(Collected data entries):
---
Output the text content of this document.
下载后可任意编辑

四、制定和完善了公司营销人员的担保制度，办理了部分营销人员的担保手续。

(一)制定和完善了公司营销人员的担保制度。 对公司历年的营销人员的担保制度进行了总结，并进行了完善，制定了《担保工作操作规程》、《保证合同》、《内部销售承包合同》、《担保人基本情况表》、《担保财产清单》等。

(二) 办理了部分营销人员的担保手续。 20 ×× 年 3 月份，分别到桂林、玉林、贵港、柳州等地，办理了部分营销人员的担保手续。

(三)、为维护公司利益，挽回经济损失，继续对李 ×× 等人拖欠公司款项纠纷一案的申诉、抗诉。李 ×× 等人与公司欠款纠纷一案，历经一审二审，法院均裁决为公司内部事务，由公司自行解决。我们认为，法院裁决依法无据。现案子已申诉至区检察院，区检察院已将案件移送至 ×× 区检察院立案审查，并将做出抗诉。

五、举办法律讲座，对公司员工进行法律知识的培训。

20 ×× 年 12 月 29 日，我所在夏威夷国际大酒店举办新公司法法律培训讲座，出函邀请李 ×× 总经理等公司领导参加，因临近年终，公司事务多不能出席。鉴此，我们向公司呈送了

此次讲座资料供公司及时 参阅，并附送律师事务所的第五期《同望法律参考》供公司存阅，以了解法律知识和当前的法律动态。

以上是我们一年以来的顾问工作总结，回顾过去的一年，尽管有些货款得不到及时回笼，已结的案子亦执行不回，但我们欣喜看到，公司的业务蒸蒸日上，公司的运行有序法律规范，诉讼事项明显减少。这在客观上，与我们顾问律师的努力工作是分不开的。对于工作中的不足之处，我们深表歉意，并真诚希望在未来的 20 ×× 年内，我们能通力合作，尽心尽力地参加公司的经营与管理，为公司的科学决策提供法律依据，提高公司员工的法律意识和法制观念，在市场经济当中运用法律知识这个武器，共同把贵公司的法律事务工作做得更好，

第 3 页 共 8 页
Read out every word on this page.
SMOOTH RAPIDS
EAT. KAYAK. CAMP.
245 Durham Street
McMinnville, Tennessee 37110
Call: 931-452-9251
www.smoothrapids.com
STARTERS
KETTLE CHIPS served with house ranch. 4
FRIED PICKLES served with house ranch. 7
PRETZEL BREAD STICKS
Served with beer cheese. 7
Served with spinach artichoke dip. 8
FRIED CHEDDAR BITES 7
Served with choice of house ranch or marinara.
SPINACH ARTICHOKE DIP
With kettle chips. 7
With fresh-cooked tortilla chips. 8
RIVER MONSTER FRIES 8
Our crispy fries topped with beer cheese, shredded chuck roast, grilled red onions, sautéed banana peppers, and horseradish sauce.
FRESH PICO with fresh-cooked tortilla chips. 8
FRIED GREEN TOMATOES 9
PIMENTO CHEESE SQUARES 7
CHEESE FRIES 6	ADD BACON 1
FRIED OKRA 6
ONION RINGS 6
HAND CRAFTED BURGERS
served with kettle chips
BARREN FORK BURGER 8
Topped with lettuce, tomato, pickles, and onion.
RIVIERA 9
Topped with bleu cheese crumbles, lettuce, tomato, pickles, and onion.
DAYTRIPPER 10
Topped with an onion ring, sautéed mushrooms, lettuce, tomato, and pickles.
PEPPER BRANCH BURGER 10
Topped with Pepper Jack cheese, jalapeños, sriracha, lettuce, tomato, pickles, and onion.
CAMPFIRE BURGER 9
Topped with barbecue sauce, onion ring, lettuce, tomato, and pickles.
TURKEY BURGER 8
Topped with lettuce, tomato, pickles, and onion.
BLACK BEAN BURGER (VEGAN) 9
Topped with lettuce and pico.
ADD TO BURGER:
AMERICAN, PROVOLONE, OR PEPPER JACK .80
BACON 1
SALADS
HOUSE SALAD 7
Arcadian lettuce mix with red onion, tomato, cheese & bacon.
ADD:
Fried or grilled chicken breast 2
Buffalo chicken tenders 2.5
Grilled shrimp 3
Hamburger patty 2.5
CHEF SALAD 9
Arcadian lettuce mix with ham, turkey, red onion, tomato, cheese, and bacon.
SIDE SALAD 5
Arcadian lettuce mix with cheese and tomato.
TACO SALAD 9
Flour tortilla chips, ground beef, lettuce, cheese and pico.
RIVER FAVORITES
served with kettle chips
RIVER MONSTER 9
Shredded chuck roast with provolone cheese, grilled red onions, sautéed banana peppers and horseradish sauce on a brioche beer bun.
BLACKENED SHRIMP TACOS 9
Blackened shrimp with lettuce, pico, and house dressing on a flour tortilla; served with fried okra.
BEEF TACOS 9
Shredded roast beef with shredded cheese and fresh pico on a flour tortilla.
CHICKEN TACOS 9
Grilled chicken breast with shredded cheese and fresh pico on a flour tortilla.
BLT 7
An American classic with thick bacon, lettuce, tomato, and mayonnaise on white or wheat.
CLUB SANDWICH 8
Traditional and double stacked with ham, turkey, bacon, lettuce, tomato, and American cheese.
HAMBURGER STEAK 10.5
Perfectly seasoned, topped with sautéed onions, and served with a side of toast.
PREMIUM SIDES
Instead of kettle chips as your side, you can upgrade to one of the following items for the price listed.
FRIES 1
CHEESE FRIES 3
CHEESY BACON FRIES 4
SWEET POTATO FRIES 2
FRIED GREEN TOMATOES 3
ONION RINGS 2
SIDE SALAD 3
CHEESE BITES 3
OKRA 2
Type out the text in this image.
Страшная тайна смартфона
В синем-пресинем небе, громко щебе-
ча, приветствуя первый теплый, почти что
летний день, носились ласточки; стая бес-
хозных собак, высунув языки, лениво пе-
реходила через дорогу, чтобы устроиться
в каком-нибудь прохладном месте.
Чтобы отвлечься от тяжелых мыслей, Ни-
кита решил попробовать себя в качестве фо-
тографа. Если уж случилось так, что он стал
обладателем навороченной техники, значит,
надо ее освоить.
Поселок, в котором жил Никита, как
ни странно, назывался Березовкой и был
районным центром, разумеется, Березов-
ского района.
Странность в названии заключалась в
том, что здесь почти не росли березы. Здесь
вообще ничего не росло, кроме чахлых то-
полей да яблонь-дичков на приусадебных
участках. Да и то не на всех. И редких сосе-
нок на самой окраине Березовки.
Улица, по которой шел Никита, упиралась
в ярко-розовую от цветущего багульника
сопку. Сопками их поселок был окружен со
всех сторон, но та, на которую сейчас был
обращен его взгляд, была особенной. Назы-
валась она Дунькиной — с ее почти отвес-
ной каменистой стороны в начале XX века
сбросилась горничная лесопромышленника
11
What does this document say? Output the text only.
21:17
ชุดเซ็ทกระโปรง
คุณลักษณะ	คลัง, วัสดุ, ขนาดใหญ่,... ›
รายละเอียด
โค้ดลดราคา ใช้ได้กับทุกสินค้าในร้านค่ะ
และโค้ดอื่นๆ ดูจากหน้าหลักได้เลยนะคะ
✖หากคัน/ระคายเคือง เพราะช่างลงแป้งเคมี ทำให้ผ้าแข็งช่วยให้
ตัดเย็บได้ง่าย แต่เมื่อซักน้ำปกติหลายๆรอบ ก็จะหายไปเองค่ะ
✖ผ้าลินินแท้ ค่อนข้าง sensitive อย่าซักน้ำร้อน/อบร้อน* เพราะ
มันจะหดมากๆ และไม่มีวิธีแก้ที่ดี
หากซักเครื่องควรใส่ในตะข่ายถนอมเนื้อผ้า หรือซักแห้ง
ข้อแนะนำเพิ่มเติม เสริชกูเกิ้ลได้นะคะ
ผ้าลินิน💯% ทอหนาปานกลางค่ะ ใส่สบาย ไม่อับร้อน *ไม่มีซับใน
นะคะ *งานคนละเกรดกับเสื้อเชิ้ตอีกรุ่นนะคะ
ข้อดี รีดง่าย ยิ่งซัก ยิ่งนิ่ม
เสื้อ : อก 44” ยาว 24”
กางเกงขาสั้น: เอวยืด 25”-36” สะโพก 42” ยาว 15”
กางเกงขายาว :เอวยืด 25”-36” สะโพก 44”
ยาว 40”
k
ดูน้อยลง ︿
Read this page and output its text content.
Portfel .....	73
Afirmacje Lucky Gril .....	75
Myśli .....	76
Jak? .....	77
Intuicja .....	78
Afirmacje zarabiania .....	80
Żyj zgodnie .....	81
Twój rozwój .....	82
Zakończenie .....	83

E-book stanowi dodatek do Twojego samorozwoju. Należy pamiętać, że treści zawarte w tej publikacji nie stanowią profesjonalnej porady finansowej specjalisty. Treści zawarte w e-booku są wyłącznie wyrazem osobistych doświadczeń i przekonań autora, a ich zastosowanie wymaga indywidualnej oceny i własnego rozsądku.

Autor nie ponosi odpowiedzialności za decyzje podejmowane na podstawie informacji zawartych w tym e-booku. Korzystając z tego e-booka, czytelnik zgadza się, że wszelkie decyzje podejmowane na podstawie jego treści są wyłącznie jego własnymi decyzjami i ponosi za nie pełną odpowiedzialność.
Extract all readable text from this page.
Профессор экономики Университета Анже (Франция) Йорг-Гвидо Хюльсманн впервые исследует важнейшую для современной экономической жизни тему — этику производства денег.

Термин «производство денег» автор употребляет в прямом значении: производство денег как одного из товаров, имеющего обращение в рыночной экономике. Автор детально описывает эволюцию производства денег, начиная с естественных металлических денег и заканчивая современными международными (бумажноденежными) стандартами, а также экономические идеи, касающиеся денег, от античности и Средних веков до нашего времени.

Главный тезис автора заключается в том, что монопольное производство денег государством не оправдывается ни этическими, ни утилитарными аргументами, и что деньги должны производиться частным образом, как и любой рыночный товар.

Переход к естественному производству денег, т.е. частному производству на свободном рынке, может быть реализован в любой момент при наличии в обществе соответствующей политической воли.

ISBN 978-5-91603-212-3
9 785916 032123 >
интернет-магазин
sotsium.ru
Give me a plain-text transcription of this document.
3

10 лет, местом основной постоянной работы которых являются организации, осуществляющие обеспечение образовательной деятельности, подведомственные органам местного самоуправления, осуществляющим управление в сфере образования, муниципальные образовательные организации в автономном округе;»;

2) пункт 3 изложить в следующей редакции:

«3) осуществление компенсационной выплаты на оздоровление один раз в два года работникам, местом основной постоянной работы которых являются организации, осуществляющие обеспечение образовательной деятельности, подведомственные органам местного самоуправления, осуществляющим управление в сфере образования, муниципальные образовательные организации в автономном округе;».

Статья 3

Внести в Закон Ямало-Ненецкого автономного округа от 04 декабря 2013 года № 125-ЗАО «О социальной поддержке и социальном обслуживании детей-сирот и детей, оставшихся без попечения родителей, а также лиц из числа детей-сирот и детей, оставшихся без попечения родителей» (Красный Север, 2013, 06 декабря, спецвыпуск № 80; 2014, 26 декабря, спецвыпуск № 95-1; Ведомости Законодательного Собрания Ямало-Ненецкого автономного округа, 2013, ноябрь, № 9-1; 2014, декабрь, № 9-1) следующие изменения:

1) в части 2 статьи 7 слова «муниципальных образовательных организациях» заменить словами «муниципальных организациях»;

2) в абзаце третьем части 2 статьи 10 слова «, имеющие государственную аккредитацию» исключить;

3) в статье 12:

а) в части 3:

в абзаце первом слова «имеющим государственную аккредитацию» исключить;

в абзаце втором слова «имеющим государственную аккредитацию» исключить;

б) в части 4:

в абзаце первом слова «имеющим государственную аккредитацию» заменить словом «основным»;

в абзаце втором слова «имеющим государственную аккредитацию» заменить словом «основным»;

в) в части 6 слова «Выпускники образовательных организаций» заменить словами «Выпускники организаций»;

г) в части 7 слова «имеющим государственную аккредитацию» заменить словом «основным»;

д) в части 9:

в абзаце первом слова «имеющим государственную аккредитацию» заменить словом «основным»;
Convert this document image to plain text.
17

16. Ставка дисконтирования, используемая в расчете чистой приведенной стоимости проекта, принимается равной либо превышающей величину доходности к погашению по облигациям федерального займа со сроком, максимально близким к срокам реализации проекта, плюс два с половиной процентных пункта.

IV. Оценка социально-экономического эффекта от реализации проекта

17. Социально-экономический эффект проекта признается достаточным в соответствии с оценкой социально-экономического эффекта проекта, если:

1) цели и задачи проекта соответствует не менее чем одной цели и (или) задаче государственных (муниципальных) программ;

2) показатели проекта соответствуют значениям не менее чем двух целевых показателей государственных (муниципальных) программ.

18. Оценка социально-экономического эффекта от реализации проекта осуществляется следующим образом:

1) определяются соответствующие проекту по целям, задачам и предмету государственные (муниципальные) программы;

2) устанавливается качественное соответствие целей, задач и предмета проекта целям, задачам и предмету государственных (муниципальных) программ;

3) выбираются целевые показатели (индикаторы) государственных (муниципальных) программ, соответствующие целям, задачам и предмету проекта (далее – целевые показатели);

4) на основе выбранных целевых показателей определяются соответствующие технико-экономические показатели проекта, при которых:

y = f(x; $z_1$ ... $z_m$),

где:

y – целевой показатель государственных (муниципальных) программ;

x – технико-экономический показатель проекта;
---
(What needs to be done):
How many lines of these entries hold the string "breast"? Answer with the number alone.

(Result):
2